>> begin Article

SECURITIES AND EXCHANGE COMMISSION
WASHINGTON, D.C. 20549
FORM 8-K
CURRENT REPORT
PURSUANT TO SECTION 13 OR 15(d)
OF THE SECURITIES EXCHANGE ACT OF 1934
Date of Report (Date of Earliest Event Reported) – June 11, 2007
CENTRAL EUROPEAN DISTRIBUTION CORPORATION
(Exact Name of Registrant as Specified in Charter)
DELAWARE | 0-24341 | 54-18652710 | ||
(State or Other Jurisdiction of Incorporation) | (Commission File Number) | (IRS Employer Identification No.) |
Two Bala Plaza, Suite 300 Bala Cynwyd, Pennsylvania | 19004 | |
(Address of Principal Executive Offices) | (Zip Code) |
(610) 660-7817
(Registrant’s telephone number, including area code)
Check the appropriate box below if the Form 8-K filing is intended to simultaneously satisfy the filing obligation of the registrant under any of the following provisions:
¨ | Written communications pursuant to Rule 425 under the Securities Act (17 CFR 230.425) |
¨ | Soliciting material pursuant to Rule 14a-12 under the Exchange Act (17 CFR 240.14a-12) |
¨ | Pre-commencement communications pursuant to Rule 14d-2(b) under the Exchange Act (17 CFR 240.14d-2(b)) |
¨ | Pre-commencement communications pursuant to Rule 13e-4(c) under the Exchange Act (17 CFR 240.13e-4(c)) |
Item 1.01. | Entry into a Material Definitive Agreement. |
On June 11, 2007, Carey Agri International Poland Sp. z o.o. (“Carey Agri”), a wholly-owned subsidiary of Central European Distribution Corporation (the “Company”), entered into an amendment (the “Amendment”) to its non-revolving loan agreement (the “Credit Facility”) with Fortis Bank SA/NV, Austrian Branch (“Fortis Bank”).
The Amendment changes the nature of the Credit Facility from a non-revolving loan agreement to a multipurpose non-revolving credit line, increases the loan amount to 300,000,000 Polish Zloty and extends the maturity date of the Credit Facility from June 15, 2007 to September 14, 2007.
A copy of the Amendment is filed as exhibit 10.1 to this Form 8-K and is incorporated herein by reference.
Item 2.03. | Creation of a Direct Financial Obligation or an Obligation Under an Off-Balance Sheet Arrangement of a Registrant. |
The disclosure required by this item is included in Item 1.01 and is incorporated herein by reference.

>> end Article
>> begin Provided records

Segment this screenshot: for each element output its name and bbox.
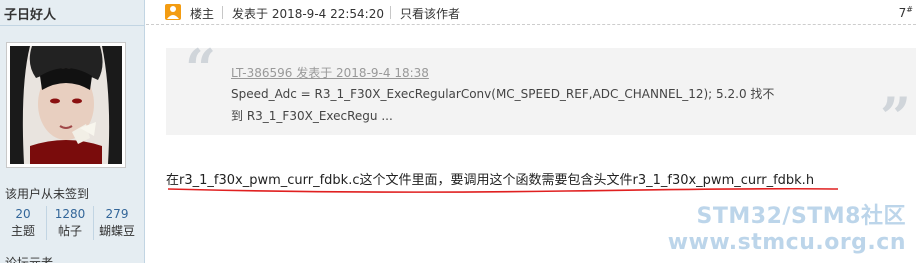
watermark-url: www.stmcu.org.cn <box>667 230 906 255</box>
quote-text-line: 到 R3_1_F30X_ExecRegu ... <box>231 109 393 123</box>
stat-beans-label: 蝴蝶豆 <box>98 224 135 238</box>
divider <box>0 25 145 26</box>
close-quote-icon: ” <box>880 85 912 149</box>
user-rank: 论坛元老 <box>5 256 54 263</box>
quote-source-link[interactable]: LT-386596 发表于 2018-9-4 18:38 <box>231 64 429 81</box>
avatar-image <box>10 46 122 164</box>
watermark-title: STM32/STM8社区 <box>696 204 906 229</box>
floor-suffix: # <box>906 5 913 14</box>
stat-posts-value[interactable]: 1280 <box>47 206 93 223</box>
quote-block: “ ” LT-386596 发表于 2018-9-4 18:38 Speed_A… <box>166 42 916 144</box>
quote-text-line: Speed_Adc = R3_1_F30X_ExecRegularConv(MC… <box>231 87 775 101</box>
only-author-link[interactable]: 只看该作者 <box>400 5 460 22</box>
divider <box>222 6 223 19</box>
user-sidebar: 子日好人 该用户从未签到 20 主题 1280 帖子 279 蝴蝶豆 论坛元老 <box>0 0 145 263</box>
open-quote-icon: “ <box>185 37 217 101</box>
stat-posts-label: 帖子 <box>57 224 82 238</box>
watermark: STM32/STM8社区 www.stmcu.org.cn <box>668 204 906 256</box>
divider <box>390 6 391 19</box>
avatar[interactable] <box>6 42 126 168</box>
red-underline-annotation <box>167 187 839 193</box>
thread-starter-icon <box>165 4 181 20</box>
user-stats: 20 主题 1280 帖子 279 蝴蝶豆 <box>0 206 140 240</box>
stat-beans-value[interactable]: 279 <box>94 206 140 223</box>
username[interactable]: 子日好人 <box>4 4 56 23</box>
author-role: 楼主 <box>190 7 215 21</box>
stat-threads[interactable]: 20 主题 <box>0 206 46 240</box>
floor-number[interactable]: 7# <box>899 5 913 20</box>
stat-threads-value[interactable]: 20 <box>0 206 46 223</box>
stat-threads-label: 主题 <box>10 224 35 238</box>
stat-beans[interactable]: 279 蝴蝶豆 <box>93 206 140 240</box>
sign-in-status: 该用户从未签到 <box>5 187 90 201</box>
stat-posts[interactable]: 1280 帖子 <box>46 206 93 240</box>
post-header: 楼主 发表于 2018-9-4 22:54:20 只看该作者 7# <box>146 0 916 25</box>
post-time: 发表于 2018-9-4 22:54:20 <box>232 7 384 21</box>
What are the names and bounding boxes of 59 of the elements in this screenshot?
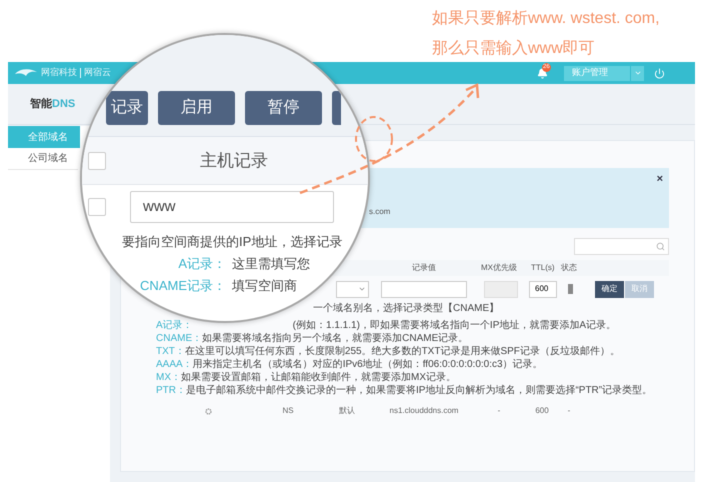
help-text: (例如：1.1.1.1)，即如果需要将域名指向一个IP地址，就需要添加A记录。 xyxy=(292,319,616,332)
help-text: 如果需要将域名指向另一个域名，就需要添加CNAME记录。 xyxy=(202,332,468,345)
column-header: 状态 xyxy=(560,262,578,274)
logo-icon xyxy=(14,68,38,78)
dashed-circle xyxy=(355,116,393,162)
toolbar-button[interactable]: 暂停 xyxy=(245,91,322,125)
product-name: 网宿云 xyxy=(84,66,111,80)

>> end Provided records

[Written problem 1] In the Form 8-K filing, what new maturity date does the Amendment set for the Credit Facility?
[Written problem 2] Duplicate the stretch of the Form 8-K filing from "DELAWARE | 0-24341" through "including area code)".
[Written problem 3] Turn the paragraph of the Form 8-K filing that begins "The Amendment changes the nature" into a short bulleted list that keeps its main facts.
The listing has no role in this work.

[Exercise result 1] September 14, 2007.

[Exercise result 2]
DELAWARE | 0-24341 | 54-18652710 | ||
(State or Other Jurisdiction of Incorporation) | (Commission File Number) | (IRS Employer Identification No.) |
Two Bala Plaza, Suite 300 Bala Cynwyd, Pennsylvania | 19004 | |
(Address of Principal Executive Offices) | (Zip Code) |
(610) 660-7817
(Registrant’s telephone number, including area code)

[Exercise result 3]
- Changes the Credit Facility from a non-revolving loan agreement to a multipurpose non-revolving credit line
- Raises the loan amount to 300,000,000 Polish Zloty
- Moves the maturity date from June 15, 2007 to September 14, 2007